_Exercise:_ Set down, in full, every record in the block.

***** Material provided *****

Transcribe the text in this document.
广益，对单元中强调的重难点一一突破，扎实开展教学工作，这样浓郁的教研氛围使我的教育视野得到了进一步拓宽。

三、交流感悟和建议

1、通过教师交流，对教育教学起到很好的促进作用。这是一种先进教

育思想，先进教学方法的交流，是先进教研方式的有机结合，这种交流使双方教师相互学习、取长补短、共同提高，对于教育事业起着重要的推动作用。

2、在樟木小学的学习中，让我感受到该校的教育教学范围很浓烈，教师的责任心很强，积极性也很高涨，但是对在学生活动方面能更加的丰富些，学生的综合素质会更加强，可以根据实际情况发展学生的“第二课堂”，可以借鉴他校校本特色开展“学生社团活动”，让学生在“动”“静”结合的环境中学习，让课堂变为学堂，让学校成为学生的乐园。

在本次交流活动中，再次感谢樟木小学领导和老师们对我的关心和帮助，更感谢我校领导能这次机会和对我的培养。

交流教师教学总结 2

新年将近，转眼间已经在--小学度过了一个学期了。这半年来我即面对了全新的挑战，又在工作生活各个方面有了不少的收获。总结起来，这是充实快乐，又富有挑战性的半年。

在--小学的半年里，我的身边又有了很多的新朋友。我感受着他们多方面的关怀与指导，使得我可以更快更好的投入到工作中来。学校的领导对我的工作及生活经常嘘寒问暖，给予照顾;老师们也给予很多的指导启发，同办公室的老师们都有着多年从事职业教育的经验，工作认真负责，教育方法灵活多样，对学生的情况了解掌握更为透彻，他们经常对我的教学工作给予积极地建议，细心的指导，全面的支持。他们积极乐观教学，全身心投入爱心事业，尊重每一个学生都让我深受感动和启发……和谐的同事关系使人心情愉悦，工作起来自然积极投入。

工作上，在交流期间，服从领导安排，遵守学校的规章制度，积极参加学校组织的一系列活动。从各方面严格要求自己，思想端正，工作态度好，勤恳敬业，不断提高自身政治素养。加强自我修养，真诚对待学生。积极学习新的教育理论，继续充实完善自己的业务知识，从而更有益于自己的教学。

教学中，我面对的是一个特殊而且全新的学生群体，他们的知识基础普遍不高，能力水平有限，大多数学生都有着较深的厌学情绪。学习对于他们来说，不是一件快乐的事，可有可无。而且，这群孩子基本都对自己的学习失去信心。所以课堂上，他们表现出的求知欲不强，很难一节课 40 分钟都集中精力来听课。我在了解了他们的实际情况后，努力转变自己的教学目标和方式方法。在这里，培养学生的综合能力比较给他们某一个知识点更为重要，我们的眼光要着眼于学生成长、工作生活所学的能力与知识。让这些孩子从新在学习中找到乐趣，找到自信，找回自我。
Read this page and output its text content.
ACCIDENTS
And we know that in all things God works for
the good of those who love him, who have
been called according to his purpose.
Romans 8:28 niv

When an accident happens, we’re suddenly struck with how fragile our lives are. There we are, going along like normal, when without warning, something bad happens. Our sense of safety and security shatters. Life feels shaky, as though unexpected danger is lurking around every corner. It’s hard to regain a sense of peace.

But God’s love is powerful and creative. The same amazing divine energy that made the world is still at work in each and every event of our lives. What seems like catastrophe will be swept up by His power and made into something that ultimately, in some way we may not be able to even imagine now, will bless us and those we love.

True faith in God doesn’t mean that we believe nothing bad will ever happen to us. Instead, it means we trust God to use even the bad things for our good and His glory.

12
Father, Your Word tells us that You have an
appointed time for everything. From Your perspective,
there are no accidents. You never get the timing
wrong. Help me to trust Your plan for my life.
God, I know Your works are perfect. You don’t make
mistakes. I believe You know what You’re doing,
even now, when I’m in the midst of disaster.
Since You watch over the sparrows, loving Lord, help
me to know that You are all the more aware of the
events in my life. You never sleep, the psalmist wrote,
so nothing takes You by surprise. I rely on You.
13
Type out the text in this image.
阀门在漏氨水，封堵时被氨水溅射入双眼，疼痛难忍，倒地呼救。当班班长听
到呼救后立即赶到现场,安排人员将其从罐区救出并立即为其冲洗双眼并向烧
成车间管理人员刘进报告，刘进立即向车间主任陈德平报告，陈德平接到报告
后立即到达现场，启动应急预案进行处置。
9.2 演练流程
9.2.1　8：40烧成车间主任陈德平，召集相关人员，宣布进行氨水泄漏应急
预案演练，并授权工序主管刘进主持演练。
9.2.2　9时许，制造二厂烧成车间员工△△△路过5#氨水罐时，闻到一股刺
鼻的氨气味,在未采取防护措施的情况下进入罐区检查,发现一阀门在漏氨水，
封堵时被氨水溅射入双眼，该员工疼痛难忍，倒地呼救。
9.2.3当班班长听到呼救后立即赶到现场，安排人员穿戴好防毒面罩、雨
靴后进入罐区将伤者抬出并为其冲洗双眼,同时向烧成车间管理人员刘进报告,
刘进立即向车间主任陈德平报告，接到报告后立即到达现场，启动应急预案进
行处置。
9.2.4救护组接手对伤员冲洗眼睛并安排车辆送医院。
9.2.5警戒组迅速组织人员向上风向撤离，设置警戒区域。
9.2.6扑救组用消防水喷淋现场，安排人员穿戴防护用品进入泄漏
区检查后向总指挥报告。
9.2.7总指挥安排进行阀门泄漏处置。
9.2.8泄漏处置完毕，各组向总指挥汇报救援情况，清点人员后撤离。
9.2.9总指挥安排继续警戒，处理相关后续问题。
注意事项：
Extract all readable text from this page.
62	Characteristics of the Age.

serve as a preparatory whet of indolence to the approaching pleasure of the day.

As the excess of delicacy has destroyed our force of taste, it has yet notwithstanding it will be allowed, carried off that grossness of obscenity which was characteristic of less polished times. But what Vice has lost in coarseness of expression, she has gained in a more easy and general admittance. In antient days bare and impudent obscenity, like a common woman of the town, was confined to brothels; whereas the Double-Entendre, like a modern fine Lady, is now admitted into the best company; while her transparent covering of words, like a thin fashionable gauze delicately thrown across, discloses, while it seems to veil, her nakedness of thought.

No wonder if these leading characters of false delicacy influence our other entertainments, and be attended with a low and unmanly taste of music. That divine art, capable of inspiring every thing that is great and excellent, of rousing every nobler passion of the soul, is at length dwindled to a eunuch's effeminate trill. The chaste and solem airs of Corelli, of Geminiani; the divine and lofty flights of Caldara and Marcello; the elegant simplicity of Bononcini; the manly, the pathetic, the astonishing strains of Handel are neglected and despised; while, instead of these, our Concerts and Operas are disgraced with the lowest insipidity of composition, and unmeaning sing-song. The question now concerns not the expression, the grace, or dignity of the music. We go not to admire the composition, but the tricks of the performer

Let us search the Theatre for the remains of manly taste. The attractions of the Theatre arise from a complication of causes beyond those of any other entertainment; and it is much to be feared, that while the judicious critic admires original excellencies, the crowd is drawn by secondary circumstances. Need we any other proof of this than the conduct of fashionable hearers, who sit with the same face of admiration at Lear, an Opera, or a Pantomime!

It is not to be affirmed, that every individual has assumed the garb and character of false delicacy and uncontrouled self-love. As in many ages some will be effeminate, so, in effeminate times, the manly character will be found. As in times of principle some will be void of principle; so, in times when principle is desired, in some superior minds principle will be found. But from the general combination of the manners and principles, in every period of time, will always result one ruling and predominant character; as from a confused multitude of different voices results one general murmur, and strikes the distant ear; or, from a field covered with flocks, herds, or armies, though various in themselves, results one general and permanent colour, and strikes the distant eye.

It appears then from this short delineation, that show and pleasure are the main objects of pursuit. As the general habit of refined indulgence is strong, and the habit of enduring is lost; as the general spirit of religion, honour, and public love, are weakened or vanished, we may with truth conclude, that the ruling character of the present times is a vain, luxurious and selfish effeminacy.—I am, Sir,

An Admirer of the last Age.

*****

_Answer in full:_
Transcribe the text in this document.
广益，对单元中强调的重难点一一突破，扎实开展教学工作，这样浓郁的教研氛围使我的教育视野得到了进一步拓宽。

三、交流感悟和建议

1、通过教师交流，对教育教学起到很好的促进作用。这是一种先进教

育思想，先进教学方法的交流，是先进教研方式的有机结合，这种交流使双方教师相互学习、取长补短、共同提高，对于教育事业起着重要的推动作用。

2、在樟木小学的学习中，让我感受到该校的教育教学范围很浓烈，教师的责任心很强，积极性也很高涨，但是对在学生活动方面能更加的丰富些，学生的综合素质会更加强，可以根据实际情况发展学生的“第二课堂”，可以借鉴他校校本特色开展“学生社团活动”，让学生在“动”“静”结合的环境中学习，让课堂变为学堂，让学校成为学生的乐园。

在本次交流活动中，再次感谢樟木小学领导和老师们对我的关心和帮助，更感谢我校领导能这次机会和对我的培养。

交流教师教学总结 2

新年将近，转眼间已经在--小学度过了一个学期了。这半年来我即面对了全新的挑战，又在工作生活各个方面有了不少的收获。总结起来，这是充实快乐，又富有挑战性的半年。

在--小学的半年里，我的身边又有了很多的新朋友。我感受着他们多方面的关怀与指导，使得我可以更快更好的投入到工作中来。学校的领导对我的工作及生活经常嘘寒问暖，给予照顾;老师们也给予很多的指导启发，同办公室的老师们都有着多年从事职业教育的经验，工作认真负责，教育方法灵活多样，对学生的情况了解掌握更为透彻，他们经常对我的教学工作给予积极地建议，细心的指导，全面的支持。他们积极乐观教学，全身心投入爱心事业，尊重每一个学生都让我深受感动和启发……和谐的同事关系使人心情愉悦，工作起来自然积极投入。

工作上，在交流期间，服从领导安排，遵守学校的规章制度，积极参加学校组织的一系列活动。从各方面严格要求自己，思想端正，工作态度好，勤恳敬业，不断提高自身政治素养。加强自我修养，真诚对待学生。积极学习新的教育理论，继续充实完善自己的业务知识，从而更有益于自己的教学。

教学中，我面对的是一个特殊而且全新的学生群体，他们的知识基础普遍不高，能力水平有限，大多数学生都有着较深的厌学情绪。学习对于他们来说，不是一件快乐的事，可有可无。而且，这群孩子基本都对自己的学习失去信心。所以课堂上，他们表现出的求知欲不强，很难一节课 40 分钟都集中精力来听课。我在了解了他们的实际情况后，努力转变自己的教学目标和方式方法。在这里，培养学生的综合能力比较给他们某一个知识点更为重要，我们的眼光要着眼于学生成长、工作生活所学的能力与知识。让这些孩子从新在学习中找到乐趣，找到自信，找回自我。
Read this page and output its text content.
ACCIDENTS
And we know that in all things God works for
the good of those who love him, who have
been called according to his purpose.
Romans 8:28 niv

When an accident happens, we’re suddenly struck with how fragile our lives are. There we are, going along like normal, when without warning, something bad happens. Our sense of safety and security shatters. Life feels shaky, as though unexpected danger is lurking around every corner. It’s hard to regain a sense of peace.

But God’s love is powerful and creative. The same amazing divine energy that made the world is still at work in each and every event of our lives. What seems like catastrophe will be swept up by His power and made into something that ultimately, in some way we may not be able to even imagine now, will bless us and those we love.

True faith in God doesn’t mean that we believe nothing bad will ever happen to us. Instead, it means we trust God to use even the bad things for our good and His glory.

12
Father, Your Word tells us that You have an
appointed time for everything. From Your perspective,
there are no accidents. You never get the timing
wrong. Help me to trust Your plan for my life.
God, I know Your works are perfect. You don’t make
mistakes. I believe You know what You’re doing,
even now, when I’m in the midst of disaster.
Since You watch over the sparrows, loving Lord, help
me to know that You are all the more aware of the
events in my life. You never sleep, the psalmist wrote,
so nothing takes You by surprise. I rely on You.
13
Type out the text in this image.
阀门在漏氨水，封堵时被氨水溅射入双眼，疼痛难忍，倒地呼救。当班班长听
到呼救后立即赶到现场,安排人员将其从罐区救出并立即为其冲洗双眼并向烧
成车间管理人员刘进报告，刘进立即向车间主任陈德平报告，陈德平接到报告
后立即到达现场，启动应急预案进行处置。
9.2 演练流程
9.2.1　8：40烧成车间主任陈德平，召集相关人员，宣布进行氨水泄漏应急
预案演练，并授权工序主管刘进主持演练。
9.2.2　9时许，制造二厂烧成车间员工△△△路过5#氨水罐时，闻到一股刺
鼻的氨气味,在未采取防护措施的情况下进入罐区检查,发现一阀门在漏氨水，
封堵时被氨水溅射入双眼，该员工疼痛难忍，倒地呼救。
9.2.3当班班长听到呼救后立即赶到现场，安排人员穿戴好防毒面罩、雨
靴后进入罐区将伤者抬出并为其冲洗双眼,同时向烧成车间管理人员刘进报告,
刘进立即向车间主任陈德平报告，接到报告后立即到达现场，启动应急预案进
行处置。
9.2.4救护组接手对伤员冲洗眼睛并安排车辆送医院。
9.2.5警戒组迅速组织人员向上风向撤离，设置警戒区域。
9.2.6扑救组用消防水喷淋现场，安排人员穿戴防护用品进入泄漏
区检查后向总指挥报告。
9.2.7总指挥安排进行阀门泄漏处置。
9.2.8泄漏处置完毕，各组向总指挥汇报救援情况，清点人员后撤离。
9.2.9总指挥安排继续警戒，处理相关后续问题。
注意事项：
Extract all readable text from this page.
62	Characteristics of the Age.

serve as a preparatory whet of indolence to the approaching pleasure of the day.

As the excess of delicacy has destroyed our force of taste, it has yet notwithstanding it will be allowed, carried off that grossness of obscenity which was characteristic of less polished times. But what Vice has lost in coarseness of expression, she has gained in a more easy and general admittance. In antient days bare and impudent obscenity, like a common woman of the town, was confined to brothels; whereas the Double-Entendre, like a modern fine Lady, is now admitted into the best company; while her transparent covering of words, like a thin fashionable gauze delicately thrown across, discloses, while it seems to veil, her nakedness of thought.

No wonder if these leading characters of false delicacy influence our other entertainments, and be attended with a low and unmanly taste of music. That divine art, capable of inspiring every thing that is great and excellent, of rousing every nobler passion of the soul, is at length dwindled to a eunuch's effeminate trill. The chaste and solem airs of Corelli, of Geminiani; the divine and lofty flights of Caldara and Marcello; the elegant simplicity of Bononcini; the manly, the pathetic, the astonishing strains of Handel are neglected and despised; while, instead of these, our Concerts and Operas are disgraced with the lowest insipidity of composition, and unmeaning sing-song. The question now concerns not the expression, the grace, or dignity of the music. We go not to admire the composition, but the tricks of the performer

Let us search the Theatre for the remains of manly taste. The attractions of the Theatre arise from a complication of causes beyond those of any other entertainment; and it is much to be feared, that while the judicious critic admires original excellencies, the crowd is drawn by secondary circumstances. Need we any other proof of this than the conduct of fashionable hearers, who sit with the same face of admiration at Lear, an Opera, or a Pantomime!

It is not to be affirmed, that every individual has assumed the garb and character of false delicacy and uncontrouled self-love. As in many ages some will be effeminate, so, in effeminate times, the manly character will be found. As in times of principle some will be void of principle; so, in times when principle is desired, in some superior minds principle will be found. But from the general combination of the manners and principles, in every period of time, will always result one ruling and predominant character; as from a confused multitude of different voices results one general murmur, and strikes the distant ear; or, from a field covered with flocks, herds, or armies, though various in themselves, results one general and permanent colour, and strikes the distant eye.

It appears then from this short delineation, that show and pleasure are the main objects of pursuit. As the general habit of refined indulgence is strong, and the habit of enduring is lost; as the general spirit of religion, honour, and public love, are weakened or vanished, we may with truth conclude, that the ruling character of the present times is a vain, luxurious and selfish effeminacy.—I am, Sir,

An Admirer of the last Age.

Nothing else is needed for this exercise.